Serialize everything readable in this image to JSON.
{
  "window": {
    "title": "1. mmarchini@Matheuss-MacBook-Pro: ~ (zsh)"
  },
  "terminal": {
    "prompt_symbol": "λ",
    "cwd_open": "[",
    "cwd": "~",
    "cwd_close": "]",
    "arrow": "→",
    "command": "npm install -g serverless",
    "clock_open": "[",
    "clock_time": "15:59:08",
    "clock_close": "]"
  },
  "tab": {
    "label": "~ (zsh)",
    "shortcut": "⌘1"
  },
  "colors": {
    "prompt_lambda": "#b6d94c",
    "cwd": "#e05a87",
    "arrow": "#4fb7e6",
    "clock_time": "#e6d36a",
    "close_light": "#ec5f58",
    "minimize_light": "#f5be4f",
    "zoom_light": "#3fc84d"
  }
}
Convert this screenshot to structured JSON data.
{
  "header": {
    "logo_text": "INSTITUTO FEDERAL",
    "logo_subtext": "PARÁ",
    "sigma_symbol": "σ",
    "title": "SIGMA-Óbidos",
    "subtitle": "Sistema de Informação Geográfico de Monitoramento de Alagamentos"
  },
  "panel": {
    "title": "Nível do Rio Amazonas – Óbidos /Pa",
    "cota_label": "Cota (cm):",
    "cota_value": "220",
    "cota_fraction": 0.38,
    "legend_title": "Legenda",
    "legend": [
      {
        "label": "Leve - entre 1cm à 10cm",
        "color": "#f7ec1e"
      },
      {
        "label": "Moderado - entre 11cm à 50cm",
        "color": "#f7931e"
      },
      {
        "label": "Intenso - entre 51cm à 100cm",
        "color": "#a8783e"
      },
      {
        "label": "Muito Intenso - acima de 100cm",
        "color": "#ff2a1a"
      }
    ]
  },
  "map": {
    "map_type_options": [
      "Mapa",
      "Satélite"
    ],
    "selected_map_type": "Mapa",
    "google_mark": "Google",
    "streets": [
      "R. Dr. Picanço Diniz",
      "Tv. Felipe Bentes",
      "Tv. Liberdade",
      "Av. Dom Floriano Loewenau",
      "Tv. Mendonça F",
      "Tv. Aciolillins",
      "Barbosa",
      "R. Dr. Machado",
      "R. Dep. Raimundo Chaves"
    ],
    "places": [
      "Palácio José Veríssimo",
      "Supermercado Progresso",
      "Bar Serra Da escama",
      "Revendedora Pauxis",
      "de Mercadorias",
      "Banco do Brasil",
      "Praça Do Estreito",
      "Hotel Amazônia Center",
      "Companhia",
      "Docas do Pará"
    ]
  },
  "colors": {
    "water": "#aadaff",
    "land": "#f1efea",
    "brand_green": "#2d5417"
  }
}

══════════════════════════════

SET EXERCISE: Please reproduce the entire listing, exactly as shown.

EXERCISE ANSWER:
Serialize everything readable in this image to JSON.
{
  "window": {
    "title": "1. mmarchini@Matheuss-MacBook-Pro: ~ (zsh)"
  },
  "terminal": {
    "prompt_symbol": "λ",
    "cwd_open": "[",
    "cwd": "~",
    "cwd_close": "]",
    "arrow": "→",
    "command": "npm install -g serverless",
    "clock_open": "[",
    "clock_time": "15:59:08",
    "clock_close": "]"
  },
  "tab": {
    "label": "~ (zsh)",
    "shortcut": "⌘1"
  },
  "colors": {
    "prompt_lambda": "#b6d94c",
    "cwd": "#e05a87",
    "arrow": "#4fb7e6",
    "clock_time": "#e6d36a",
    "close_light": "#ec5f58",
    "minimize_light": "#f5be4f",
    "zoom_light": "#3fc84d"
  }
}
Convert this screenshot to structured JSON data.
{
  "header": {
    "logo_text": "INSTITUTO FEDERAL",
    "logo_subtext": "PARÁ",
    "sigma_symbol": "σ",
    "title": "SIGMA-Óbidos",
    "subtitle": "Sistema de Informação Geográfico de Monitoramento de Alagamentos"
  },
  "panel": {
    "title": "Nível do Rio Amazonas – Óbidos /Pa",
    "cota_label": "Cota (cm):",
    "cota_value": "220",
    "cota_fraction": 0.38,
    "legend_title": "Legenda",
    "legend": [
      {
        "label": "Leve - entre 1cm à 10cm",
        "color": "#f7ec1e"
      },
      {
        "label": "Moderado - entre 11cm à 50cm",
        "color": "#f7931e"
      },
      {
        "label": "Intenso - entre 51cm à 100cm",
        "color": "#a8783e"
      },
      {
        "label": "Muito Intenso - acima de 100cm",
        "color": "#ff2a1a"
      }
    ]
  },
  "map": {
    "map_type_options": [
      "Mapa",
      "Satélite"
    ],
    "selected_map_type": "Mapa",
    "google_mark": "Google",
    "streets": [
      "R. Dr. Picanço Diniz",
      "Tv. Felipe Bentes",
      "Tv. Liberdade",
      "Av. Dom Floriano Loewenau",
      "Tv. Mendonça F",
      "Tv. Aciolillins",
      "Barbosa",
      "R. Dr. Machado",
      "R. Dep. Raimundo Chaves"
    ],
    "places": [
      "Palácio José Veríssimo",
      "Supermercado Progresso",
      "Bar Serra Da escama",
      "Revendedora Pauxis",
      "de Mercadorias",
      "Banco do Brasil",
      "Praça Do Estreito",
      "Hotel Amazônia Center",
      "Companhia",
      "Docas do Pará"
    ]
  },
  "colors": {
    "water": "#aadaff",
    "land": "#f1efea",
    "brand_green": "#2d5417"
  }
}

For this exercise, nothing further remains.